Each entry should be quoted word for word, including every mark of punctuation.

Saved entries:
________________

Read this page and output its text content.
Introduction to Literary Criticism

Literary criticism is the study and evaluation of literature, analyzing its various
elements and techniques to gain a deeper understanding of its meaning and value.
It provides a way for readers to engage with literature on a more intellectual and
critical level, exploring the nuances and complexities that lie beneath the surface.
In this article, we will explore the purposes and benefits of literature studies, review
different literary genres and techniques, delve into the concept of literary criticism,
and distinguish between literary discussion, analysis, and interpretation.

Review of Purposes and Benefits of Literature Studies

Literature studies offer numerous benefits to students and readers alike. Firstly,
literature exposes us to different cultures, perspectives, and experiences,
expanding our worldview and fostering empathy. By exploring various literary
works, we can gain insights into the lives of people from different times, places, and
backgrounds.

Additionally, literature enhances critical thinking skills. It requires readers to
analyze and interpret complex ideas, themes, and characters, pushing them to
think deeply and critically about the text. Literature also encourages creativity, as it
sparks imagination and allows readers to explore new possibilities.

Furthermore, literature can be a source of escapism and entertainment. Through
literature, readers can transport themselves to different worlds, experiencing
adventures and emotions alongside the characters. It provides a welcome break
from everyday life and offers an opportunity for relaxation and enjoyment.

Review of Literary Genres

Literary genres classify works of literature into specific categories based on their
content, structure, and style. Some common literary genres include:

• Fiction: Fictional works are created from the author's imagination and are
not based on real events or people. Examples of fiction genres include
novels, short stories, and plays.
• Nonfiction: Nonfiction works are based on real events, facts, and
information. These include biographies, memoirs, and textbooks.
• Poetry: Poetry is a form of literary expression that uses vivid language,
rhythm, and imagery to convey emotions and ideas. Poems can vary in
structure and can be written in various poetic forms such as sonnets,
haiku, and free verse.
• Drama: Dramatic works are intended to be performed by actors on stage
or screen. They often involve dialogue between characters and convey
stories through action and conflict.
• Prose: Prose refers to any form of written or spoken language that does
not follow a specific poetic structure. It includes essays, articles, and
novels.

________________

## FINISHED TASK
Read this page and output its text content.
Introduction to Literary Criticism

Literary criticism is the study and evaluation of literature, analyzing its various
elements and techniques to gain a deeper understanding of its meaning and value.
It provides a way for readers to engage with literature on a more intellectual and
critical level, exploring the nuances and complexities that lie beneath the surface.
In this article, we will explore the purposes and benefits of literature studies, review
different literary genres and techniques, delve into the concept of literary criticism,
and distinguish between literary discussion, analysis, and interpretation.

Review of Purposes and Benefits of Literature Studies

Literature studies offer numerous benefits to students and readers alike. Firstly,
literature exposes us to different cultures, perspectives, and experiences,
expanding our worldview and fostering empathy. By exploring various literary
works, we can gain insights into the lives of people from different times, places, and
backgrounds.

Additionally, literature enhances critical thinking skills. It requires readers to
analyze and interpret complex ideas, themes, and characters, pushing them to
think deeply and critically about the text. Literature also encourages creativity, as it
sparks imagination and allows readers to explore new possibilities.

Furthermore, literature can be a source of escapism and entertainment. Through
literature, readers can transport themselves to different worlds, experiencing
adventures and emotions alongside the characters. It provides a welcome break
from everyday life and offers an opportunity for relaxation and enjoyment.

Review of Literary Genres

Literary genres classify works of literature into specific categories based on their
content, structure, and style. Some common literary genres include:

• Fiction: Fictional works are created from the author's imagination and are
not based on real events or people. Examples of fiction genres include
novels, short stories, and plays.
• Nonfiction: Nonfiction works are based on real events, facts, and
information. These include biographies, memoirs, and textbooks.
• Poetry: Poetry is a form of literary expression that uses vivid language,
rhythm, and imagery to convey emotions and ideas. Poems can vary in
structure and can be written in various poetic forms such as sonnets,
haiku, and free verse.
• Drama: Dramatic works are intended to be performed by actors on stage
or screen. They often involve dialogue between characters and convey
stories through action and conflict.
• Prose: Prose refers to any form of written or spoken language that does
not follow a specific poetic structure. It includes essays, articles, and
novels.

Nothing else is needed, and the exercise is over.